**Goal A**: Can you reproduce the stretch of the passage on the maquis that opens with "1947, a Big" and closes with "(op. cit. p. 111)", swapping "Teruel" for "Huesca"?

**Reading text**:
<<<<
1947, a Big Year for the Maquis in Teruel

When it comes reconstructing the history of anti-Francoism, a significant role has to be accorded to the guerrilla struggle waged by the maquis which was at its most active during 1945-1947, especially in the Teruel district. The late Eduardo Pons Prades in his book Guerrillas españolas had no hesitation in stating that the province of Teruel “was without question one of the main focal points of guerrilla activity in Spain, whether measured by the presence of major bases in every single one of its mountainous areas, the size of the guerrilla bands or the duration of the guerrillas’ fight against the forces of order”. (op. cit. p. 111)

In fact, striking from operational bases in the Maestrazgo, the Cuencas Mineras and the Montes Universales, a number of guerrilla bands roamed the province. This was the case of, among others, the ‘Espartaco’ band, a libertarian band commanded by ‘Modesto‘, a miner from Armillas and its offshoots, such as the groups led by ‘El Zagal‘ (a young anarchist from Escucha), ‘El Macho‘ (Justiniano García) and ‘El Chaval‘ (Pedro Acosta), the latter pair being both libertarians and natives of Utrillas, or the socialist guerrilla band under the command of ‘El Soriano‘. Other guerrilla leaders included ‘Rabós‘ and ‘Petrol‘ (José Ramia Ciprés), both of them from Aguaviva, or ‘Paco el Serrano‘ (Francisco Serrano Iranzo) and his partner ‘La Pastora‘ (Teresa Plá), both of them from Castellote, ‘El Pinchol‘ (Florencio Guillén), a native of Gúdar, ‘Jalisco‘, or ‘Pepito de Mosqueruela‘, ‘Delicado‘ from Teruel itself, or the group led by Alcañiz anarchist Paco Antolín. By 1947, which saw maquisard activities in Aragon at a high point, the Communist Party-led Agrupación Guerrillera de Levante y Aragón (ALGA = Levante-Aragon Guerrilla Grouping), ‘Ricardo‘ (Pelegrín Pérez) stood out as possibly the best of the maquis commanders operating in Teruel province.
>>>>
**Dataset rows**:
<<<<
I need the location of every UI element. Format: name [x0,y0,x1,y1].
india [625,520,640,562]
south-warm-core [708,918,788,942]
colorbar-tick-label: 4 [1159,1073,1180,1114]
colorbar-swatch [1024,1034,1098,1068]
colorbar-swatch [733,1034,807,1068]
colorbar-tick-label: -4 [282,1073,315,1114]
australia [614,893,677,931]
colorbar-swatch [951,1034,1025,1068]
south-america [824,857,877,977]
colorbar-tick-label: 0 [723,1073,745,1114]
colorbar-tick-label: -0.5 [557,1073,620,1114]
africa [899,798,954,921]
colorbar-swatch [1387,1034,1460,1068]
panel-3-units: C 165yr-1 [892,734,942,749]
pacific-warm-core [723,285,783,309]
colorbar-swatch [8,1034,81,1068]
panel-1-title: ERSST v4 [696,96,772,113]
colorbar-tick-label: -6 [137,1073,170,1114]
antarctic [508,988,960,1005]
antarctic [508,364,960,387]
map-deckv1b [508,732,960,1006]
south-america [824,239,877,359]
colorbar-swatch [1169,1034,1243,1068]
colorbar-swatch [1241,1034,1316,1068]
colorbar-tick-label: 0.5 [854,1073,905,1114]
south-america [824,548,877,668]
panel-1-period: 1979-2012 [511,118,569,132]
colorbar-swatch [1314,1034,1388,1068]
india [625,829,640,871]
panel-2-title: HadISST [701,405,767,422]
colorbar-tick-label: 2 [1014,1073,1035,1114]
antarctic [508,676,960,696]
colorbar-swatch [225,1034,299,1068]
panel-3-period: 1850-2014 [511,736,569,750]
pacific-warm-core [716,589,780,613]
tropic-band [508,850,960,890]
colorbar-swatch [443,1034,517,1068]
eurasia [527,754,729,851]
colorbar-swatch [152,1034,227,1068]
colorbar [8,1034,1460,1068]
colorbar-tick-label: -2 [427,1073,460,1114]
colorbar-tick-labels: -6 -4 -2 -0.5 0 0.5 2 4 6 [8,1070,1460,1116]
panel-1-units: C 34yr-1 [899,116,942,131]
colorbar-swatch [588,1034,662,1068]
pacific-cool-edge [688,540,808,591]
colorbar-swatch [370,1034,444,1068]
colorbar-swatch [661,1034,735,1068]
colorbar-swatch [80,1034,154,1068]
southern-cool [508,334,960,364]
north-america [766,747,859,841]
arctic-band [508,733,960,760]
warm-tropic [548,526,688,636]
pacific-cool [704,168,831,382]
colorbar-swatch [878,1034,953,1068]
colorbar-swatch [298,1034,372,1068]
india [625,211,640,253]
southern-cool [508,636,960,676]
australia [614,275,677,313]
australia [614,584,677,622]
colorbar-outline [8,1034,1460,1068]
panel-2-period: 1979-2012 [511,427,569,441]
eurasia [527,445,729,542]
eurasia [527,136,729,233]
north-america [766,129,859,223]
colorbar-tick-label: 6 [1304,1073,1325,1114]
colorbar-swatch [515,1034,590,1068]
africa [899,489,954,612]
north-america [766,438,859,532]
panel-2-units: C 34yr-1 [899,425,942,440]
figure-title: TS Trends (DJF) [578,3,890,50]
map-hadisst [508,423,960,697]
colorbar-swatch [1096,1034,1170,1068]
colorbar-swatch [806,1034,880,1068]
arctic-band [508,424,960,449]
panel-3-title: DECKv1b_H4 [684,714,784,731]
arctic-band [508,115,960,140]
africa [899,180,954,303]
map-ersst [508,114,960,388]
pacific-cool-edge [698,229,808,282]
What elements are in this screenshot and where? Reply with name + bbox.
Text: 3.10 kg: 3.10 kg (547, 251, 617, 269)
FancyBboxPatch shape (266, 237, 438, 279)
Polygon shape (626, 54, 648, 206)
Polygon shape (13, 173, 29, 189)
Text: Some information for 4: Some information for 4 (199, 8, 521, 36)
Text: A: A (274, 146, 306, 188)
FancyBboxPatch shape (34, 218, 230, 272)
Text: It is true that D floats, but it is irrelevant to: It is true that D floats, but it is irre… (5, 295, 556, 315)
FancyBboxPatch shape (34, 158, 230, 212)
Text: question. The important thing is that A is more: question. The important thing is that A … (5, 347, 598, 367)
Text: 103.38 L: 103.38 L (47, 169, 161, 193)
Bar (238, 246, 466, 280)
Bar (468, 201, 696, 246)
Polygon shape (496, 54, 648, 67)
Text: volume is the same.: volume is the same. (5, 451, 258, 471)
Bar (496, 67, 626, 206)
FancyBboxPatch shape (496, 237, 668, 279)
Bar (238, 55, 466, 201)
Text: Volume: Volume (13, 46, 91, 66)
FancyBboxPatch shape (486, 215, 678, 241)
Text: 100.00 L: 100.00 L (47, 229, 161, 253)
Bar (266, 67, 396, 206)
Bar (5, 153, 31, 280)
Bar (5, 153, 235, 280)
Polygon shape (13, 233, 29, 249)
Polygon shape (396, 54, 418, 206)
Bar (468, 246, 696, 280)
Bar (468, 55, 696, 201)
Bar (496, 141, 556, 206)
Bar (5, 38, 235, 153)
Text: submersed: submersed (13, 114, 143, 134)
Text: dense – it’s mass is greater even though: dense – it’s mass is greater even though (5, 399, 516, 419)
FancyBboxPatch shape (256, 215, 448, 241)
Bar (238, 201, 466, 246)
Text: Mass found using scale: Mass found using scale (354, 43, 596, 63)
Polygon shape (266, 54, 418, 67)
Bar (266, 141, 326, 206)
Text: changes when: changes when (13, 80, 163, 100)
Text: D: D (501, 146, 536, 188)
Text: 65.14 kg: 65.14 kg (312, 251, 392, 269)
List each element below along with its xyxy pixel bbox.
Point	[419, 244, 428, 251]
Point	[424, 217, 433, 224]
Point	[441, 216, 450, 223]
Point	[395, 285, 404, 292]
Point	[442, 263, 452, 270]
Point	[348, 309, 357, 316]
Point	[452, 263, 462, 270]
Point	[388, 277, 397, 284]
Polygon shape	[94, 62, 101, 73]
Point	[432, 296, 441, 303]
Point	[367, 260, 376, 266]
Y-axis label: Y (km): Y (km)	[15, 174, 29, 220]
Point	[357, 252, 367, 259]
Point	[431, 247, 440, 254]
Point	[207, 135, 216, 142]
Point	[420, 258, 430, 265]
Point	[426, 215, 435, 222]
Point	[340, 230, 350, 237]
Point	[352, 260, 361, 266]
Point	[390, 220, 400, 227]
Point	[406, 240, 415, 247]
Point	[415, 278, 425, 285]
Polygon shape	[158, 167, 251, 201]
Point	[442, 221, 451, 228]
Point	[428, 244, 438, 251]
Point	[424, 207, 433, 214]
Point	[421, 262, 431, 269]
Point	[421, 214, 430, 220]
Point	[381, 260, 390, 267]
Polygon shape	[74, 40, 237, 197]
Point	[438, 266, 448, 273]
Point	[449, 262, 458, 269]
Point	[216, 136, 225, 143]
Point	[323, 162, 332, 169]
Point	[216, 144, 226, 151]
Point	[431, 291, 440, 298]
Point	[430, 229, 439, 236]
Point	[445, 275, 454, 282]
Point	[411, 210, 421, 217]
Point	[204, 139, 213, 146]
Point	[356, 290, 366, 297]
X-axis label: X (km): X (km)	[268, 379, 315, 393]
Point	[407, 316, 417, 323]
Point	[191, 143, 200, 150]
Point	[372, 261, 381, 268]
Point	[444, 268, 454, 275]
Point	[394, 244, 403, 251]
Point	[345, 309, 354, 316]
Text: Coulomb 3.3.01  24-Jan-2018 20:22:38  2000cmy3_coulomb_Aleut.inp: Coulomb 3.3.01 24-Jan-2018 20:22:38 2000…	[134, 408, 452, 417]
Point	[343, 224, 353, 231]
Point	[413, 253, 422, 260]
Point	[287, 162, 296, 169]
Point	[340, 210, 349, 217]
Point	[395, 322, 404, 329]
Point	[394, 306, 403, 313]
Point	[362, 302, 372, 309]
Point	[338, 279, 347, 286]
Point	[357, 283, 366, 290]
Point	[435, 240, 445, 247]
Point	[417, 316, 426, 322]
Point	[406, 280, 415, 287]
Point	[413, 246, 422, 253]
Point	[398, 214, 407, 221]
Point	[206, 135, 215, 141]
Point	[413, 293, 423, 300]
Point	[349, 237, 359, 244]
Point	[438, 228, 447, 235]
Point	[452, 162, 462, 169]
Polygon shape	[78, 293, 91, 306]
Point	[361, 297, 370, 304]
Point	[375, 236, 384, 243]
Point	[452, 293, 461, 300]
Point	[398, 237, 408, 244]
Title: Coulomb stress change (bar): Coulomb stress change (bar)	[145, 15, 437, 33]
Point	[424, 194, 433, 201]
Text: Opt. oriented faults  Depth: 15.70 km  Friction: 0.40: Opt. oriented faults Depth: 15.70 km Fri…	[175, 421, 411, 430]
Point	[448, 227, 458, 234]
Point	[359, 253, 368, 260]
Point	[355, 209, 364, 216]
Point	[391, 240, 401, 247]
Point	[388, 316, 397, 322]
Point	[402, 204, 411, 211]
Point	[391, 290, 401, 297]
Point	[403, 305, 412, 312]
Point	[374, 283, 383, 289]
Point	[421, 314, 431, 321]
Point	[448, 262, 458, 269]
>>>>
**Goal B**: Which rows contain the string "panel"? List each of them in full.

**Exercise output A**:
1947, a Big Year for the Maquis in Huesca

When it comes reconstructing the history of anti-Francoism, a significant role has to be accorded to the guerrilla struggle waged by the maquis which was at its most active during 1945-1947, especially in the Huesca district. The late Eduardo Pons Prades in his book Guerrillas españolas had no hesitation in stating that the province of Huesca “was without question one of the main focal points of guerrilla activity in Spain, whether measured by the presence of major bases in every single one of its mountainous areas, the size of the guerrilla bands or the duration of the guerrillas’ fight against the forces of order”. (op. cit. p. 111)

**Exercise output B**:
panel-3-units: C 165yr-1 [892,734,942,749]
panel-1-title: ERSST v4 [696,96,772,113]
panel-1-period: 1979-2012 [511,118,569,132]
panel-2-title: HadISST [701,405,767,422]
panel-3-period: 1850-2014 [511,736,569,750]
panel-1-units: C 34yr-1 [899,116,942,131]
panel-2-period: 1979-2012 [511,427,569,441]
panel-2-units: C 34yr-1 [899,425,942,440]
panel-3-title: DECKv1b_H4 [684,714,784,731]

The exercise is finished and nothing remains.